Below are some entries. Copy each line that holds the string "Objects".

═════ Excerpted records

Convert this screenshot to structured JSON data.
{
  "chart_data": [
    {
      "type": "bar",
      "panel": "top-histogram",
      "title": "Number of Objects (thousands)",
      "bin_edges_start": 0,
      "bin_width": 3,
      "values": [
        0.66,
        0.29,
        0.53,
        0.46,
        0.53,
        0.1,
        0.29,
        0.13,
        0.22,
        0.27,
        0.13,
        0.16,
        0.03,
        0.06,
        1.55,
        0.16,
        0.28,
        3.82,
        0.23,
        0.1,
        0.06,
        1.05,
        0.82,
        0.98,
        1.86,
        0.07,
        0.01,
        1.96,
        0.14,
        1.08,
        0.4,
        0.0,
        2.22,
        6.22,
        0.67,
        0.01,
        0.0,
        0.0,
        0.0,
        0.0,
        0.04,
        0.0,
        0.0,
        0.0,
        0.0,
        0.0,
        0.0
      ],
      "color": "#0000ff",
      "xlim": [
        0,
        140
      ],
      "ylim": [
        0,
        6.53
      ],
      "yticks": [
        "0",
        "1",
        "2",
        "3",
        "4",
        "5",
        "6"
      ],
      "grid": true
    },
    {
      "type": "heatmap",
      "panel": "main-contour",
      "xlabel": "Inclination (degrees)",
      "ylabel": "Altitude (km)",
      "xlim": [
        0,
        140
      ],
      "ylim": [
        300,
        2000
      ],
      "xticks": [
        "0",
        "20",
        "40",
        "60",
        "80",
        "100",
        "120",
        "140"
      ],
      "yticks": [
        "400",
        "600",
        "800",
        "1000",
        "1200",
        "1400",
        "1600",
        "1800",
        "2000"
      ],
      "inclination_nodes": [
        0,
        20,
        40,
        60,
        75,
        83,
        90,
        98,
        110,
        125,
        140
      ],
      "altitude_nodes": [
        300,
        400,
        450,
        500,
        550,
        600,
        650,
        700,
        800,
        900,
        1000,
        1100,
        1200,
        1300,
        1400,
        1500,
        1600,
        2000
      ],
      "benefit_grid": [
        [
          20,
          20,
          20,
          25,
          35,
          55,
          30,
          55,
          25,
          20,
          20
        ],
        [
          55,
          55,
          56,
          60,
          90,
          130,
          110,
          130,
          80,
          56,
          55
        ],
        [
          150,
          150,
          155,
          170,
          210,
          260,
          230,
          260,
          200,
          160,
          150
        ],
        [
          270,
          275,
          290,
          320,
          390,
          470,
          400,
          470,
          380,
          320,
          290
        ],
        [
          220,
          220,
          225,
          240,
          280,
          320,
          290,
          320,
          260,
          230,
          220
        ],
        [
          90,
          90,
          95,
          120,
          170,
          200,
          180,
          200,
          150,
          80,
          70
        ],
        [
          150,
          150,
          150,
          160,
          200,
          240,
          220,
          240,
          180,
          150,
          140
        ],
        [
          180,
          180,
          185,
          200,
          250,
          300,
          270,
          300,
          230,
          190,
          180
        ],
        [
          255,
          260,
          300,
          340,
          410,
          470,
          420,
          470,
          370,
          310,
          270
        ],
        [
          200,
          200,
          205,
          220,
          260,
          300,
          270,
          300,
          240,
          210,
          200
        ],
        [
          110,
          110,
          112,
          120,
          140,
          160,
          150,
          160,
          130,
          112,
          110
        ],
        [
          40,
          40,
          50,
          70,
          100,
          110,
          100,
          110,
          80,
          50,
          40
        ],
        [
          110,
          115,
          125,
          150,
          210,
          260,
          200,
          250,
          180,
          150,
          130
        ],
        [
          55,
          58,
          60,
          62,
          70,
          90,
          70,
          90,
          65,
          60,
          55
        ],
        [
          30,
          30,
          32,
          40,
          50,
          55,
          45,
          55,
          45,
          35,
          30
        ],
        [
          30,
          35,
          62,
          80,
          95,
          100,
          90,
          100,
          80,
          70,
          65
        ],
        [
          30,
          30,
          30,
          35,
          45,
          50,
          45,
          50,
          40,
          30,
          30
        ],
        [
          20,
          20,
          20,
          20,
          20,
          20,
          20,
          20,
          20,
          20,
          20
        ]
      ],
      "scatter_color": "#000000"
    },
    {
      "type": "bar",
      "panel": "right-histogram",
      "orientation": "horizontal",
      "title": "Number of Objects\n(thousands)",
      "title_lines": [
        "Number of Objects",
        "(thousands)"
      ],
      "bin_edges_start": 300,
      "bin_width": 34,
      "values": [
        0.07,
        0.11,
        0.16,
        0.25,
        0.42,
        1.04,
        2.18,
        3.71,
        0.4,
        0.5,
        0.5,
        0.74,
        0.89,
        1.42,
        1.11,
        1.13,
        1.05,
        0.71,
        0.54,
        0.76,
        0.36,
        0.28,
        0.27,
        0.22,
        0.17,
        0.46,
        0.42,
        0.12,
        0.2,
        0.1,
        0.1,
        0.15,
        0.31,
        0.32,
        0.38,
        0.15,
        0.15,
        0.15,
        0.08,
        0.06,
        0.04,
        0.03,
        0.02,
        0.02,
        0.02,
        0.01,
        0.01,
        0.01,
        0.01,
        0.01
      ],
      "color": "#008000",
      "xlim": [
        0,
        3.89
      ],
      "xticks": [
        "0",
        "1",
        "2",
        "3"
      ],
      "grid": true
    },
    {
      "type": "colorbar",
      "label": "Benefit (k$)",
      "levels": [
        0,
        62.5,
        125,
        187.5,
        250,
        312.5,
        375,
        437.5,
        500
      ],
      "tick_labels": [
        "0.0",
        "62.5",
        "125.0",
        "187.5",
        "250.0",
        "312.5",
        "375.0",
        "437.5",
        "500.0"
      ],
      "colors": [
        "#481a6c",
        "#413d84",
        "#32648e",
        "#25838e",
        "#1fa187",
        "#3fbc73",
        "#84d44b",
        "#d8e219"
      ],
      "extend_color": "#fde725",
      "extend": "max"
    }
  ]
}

══════════

## Result of the exercise
      "title": "Number of Objects (thousands)",
      "title": "Number of Objects\n(thousands)",
        "Number of Objects",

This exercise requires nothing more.